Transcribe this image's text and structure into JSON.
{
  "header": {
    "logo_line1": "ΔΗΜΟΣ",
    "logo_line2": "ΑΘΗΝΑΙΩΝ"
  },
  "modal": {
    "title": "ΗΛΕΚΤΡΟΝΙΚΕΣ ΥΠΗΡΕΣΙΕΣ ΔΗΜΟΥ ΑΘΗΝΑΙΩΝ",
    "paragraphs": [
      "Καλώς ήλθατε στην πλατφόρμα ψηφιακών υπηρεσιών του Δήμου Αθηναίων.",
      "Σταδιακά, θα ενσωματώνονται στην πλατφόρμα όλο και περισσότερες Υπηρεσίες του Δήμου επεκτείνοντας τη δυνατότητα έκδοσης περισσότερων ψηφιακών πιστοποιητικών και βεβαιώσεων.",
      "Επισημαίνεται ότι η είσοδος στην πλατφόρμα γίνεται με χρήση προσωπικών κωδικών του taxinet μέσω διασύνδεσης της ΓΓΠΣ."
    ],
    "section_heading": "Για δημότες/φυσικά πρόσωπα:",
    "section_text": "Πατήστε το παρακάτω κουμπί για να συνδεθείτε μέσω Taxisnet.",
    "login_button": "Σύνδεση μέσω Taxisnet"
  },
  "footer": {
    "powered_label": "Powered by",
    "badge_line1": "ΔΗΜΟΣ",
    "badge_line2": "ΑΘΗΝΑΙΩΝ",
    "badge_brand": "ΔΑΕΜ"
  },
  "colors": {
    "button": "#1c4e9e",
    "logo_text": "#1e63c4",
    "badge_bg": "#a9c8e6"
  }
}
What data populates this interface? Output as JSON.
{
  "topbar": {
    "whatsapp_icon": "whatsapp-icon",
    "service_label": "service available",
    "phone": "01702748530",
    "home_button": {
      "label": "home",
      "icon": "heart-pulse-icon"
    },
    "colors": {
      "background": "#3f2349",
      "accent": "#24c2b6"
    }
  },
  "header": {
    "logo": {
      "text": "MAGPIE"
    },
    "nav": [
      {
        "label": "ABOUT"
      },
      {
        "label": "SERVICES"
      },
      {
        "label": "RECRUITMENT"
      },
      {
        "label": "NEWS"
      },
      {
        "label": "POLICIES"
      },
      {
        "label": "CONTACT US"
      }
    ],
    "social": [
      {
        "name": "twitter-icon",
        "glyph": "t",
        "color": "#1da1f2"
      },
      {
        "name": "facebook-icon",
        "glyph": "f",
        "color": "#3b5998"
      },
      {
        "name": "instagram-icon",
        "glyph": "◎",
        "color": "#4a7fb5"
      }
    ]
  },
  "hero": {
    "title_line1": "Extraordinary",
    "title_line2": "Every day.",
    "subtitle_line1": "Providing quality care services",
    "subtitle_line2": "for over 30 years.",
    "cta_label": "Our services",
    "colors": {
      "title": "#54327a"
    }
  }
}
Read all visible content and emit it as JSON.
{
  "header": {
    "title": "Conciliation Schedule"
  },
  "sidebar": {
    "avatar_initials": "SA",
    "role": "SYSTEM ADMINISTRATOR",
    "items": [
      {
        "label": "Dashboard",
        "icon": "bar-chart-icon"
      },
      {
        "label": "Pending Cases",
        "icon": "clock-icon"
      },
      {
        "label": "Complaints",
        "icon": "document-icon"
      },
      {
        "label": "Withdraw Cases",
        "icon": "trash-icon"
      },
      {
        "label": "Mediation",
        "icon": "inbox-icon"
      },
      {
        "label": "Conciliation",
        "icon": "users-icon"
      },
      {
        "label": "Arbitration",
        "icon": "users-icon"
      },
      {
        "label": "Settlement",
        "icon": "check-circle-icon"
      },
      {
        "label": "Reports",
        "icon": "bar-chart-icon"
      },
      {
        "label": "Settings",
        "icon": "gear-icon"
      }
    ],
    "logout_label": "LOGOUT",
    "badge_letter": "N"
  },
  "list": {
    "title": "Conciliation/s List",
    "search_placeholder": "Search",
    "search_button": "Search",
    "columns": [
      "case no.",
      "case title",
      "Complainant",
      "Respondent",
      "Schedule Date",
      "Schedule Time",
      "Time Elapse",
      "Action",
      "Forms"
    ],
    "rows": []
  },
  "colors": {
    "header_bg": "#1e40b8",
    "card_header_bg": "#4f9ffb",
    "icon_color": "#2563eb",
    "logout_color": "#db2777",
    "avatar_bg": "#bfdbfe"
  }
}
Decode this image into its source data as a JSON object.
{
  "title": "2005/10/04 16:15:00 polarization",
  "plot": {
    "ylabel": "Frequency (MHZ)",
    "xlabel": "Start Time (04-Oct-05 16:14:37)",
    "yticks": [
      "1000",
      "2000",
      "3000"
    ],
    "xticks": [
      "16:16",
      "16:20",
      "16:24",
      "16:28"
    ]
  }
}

=-=-=-=-=

» Stated goal: The records above should be restated word for word, please.

» Task output:
Transcribe this image's text and structure into JSON.
{
  "header": {
    "logo_line1": "ΔΗΜΟΣ",
    "logo_line2": "ΑΘΗΝΑΙΩΝ"
  },
  "modal": {
    "title": "ΗΛΕΚΤΡΟΝΙΚΕΣ ΥΠΗΡΕΣΙΕΣ ΔΗΜΟΥ ΑΘΗΝΑΙΩΝ",
    "paragraphs": [
      "Καλώς ήλθατε στην πλατφόρμα ψηφιακών υπηρεσιών του Δήμου Αθηναίων.",
      "Σταδιακά, θα ενσωματώνονται στην πλατφόρμα όλο και περισσότερες Υπηρεσίες του Δήμου επεκτείνοντας τη δυνατότητα έκδοσης περισσότερων ψηφιακών πιστοποιητικών και βεβαιώσεων.",
      "Επισημαίνεται ότι η είσοδος στην πλατφόρμα γίνεται με χρήση προσωπικών κωδικών του taxinet μέσω διασύνδεσης της ΓΓΠΣ."
    ],
    "section_heading": "Για δημότες/φυσικά πρόσωπα:",
    "section_text": "Πατήστε το παρακάτω κουμπί για να συνδεθείτε μέσω Taxisnet.",
    "login_button": "Σύνδεση μέσω Taxisnet"
  },
  "footer": {
    "powered_label": "Powered by",
    "badge_line1": "ΔΗΜΟΣ",
    "badge_line2": "ΑΘΗΝΑΙΩΝ",
    "badge_brand": "ΔΑΕΜ"
  },
  "colors": {
    "button": "#1c4e9e",
    "logo_text": "#1e63c4",
    "badge_bg": "#a9c8e6"
  }
}
What data populates this interface? Output as JSON.
{
  "topbar": {
    "whatsapp_icon": "whatsapp-icon",
    "service_label": "service available",
    "phone": "01702748530",
    "home_button": {
      "label": "home",
      "icon": "heart-pulse-icon"
    },
    "colors": {
      "background": "#3f2349",
      "accent": "#24c2b6"
    }
  },
  "header": {
    "logo": {
      "text": "MAGPIE"
    },
    "nav": [
      {
        "label": "ABOUT"
      },
      {
        "label": "SERVICES"
      },
      {
        "label": "RECRUITMENT"
      },
      {
        "label": "NEWS"
      },
      {
        "label": "POLICIES"
      },
      {
        "label": "CONTACT US"
      }
    ],
    "social": [
      {
        "name": "twitter-icon",
        "glyph": "t",
        "color": "#1da1f2"
      },
      {
        "name": "facebook-icon",
        "glyph": "f",
        "color": "#3b5998"
      },
      {
        "name": "instagram-icon",
        "glyph": "◎",
        "color": "#4a7fb5"
      }
    ]
  },
  "hero": {
    "title_line1": "Extraordinary",
    "title_line2": "Every day.",
    "subtitle_line1": "Providing quality care services",
    "subtitle_line2": "for over 30 years.",
    "cta_label": "Our services",
    "colors": {
      "title": "#54327a"
    }
  }
}
Read all visible content and emit it as JSON.
{
  "header": {
    "title": "Conciliation Schedule"
  },
  "sidebar": {
    "avatar_initials": "SA",
    "role": "SYSTEM ADMINISTRATOR",
    "items": [
      {
        "label": "Dashboard",
        "icon": "bar-chart-icon"
      },
      {
        "label": "Pending Cases",
        "icon": "clock-icon"
      },
      {
        "label": "Complaints",
        "icon": "document-icon"
      },
      {
        "label": "Withdraw Cases",
        "icon": "trash-icon"
      },
      {
        "label": "Mediation",
        "icon": "inbox-icon"
      },
      {
        "label": "Conciliation",
        "icon": "users-icon"
      },
      {
        "label": "Arbitration",
        "icon": "users-icon"
      },
      {
        "label": "Settlement",
        "icon": "check-circle-icon"
      },
      {
        "label": "Reports",
        "icon": "bar-chart-icon"
      },
      {
        "label": "Settings",
        "icon": "gear-icon"
      }
    ],
    "logout_label": "LOGOUT",
    "badge_letter": "N"
  },
  "list": {
    "title": "Conciliation/s List",
    "search_placeholder": "Search",
    "search_button": "Search",
    "columns": [
      "case no.",
      "case title",
      "Complainant",
      "Respondent",
      "Schedule Date",
      "Schedule Time",
      "Time Elapse",
      "Action",
      "Forms"
    ],
    "rows": []
  },
  "colors": {
    "header_bg": "#1e40b8",
    "card_header_bg": "#4f9ffb",
    "icon_color": "#2563eb",
    "logout_color": "#db2777",
    "avatar_bg": "#bfdbfe"
  }
}
Decode this image into its source data as a JSON object.
{
  "title": "2005/10/04 16:15:00 polarization",
  "plot": {
    "ylabel": "Frequency (MHZ)",
    "xlabel": "Start Time (04-Oct-05 16:14:37)",
    "yticks": [
      "1000",
      "2000",
      "3000"
    ],
    "xticks": [
      "16:16",
      "16:20",
      "16:24",
      "16:28"
    ]
  }
}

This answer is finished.